**What you should do:** Locate all lines with the word "illustration". Copy them.

Records
--- BEGIN ---

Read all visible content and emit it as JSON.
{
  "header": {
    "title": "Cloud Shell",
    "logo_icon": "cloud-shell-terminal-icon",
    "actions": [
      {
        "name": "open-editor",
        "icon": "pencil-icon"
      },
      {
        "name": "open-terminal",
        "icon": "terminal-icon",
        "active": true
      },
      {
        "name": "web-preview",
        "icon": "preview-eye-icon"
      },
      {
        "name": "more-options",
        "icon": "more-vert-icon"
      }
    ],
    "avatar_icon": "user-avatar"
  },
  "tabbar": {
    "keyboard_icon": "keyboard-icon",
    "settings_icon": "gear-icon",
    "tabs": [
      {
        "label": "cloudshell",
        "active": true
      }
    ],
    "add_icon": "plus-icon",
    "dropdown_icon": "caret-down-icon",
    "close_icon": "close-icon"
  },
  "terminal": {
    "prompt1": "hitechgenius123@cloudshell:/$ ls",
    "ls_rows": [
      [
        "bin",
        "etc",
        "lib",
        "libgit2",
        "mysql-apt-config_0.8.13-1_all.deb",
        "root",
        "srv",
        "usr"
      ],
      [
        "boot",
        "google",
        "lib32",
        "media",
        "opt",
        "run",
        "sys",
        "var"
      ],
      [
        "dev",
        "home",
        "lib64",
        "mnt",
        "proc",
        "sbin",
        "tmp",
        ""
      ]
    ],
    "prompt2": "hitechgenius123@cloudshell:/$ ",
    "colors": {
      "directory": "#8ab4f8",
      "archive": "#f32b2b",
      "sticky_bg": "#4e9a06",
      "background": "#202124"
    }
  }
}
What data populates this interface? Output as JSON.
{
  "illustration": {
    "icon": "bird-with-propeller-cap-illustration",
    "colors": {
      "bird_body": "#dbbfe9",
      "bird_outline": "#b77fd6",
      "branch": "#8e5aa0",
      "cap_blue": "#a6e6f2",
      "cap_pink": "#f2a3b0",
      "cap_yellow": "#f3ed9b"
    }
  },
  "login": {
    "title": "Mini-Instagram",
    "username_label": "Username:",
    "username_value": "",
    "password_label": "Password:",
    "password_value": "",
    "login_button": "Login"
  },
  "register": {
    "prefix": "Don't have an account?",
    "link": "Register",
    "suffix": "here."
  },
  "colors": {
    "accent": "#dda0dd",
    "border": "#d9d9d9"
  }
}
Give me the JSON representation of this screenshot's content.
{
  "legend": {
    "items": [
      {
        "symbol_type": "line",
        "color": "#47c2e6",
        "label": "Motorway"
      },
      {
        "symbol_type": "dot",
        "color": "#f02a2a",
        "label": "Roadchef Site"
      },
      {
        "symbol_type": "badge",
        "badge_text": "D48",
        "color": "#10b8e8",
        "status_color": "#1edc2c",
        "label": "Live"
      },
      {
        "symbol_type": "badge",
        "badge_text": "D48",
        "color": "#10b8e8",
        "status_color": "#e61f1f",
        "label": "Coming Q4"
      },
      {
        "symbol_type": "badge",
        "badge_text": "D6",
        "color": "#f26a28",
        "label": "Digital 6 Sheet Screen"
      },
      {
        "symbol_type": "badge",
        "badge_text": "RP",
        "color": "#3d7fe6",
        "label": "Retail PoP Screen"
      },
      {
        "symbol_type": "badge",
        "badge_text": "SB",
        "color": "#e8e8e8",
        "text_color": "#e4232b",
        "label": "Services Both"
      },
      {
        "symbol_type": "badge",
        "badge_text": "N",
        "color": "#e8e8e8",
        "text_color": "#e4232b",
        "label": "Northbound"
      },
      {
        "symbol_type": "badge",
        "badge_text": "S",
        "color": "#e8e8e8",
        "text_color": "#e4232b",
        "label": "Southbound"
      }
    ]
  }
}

--- END ---

**In response:**
  "illustration": {
    "icon": "bird-with-propeller-cap-illustration",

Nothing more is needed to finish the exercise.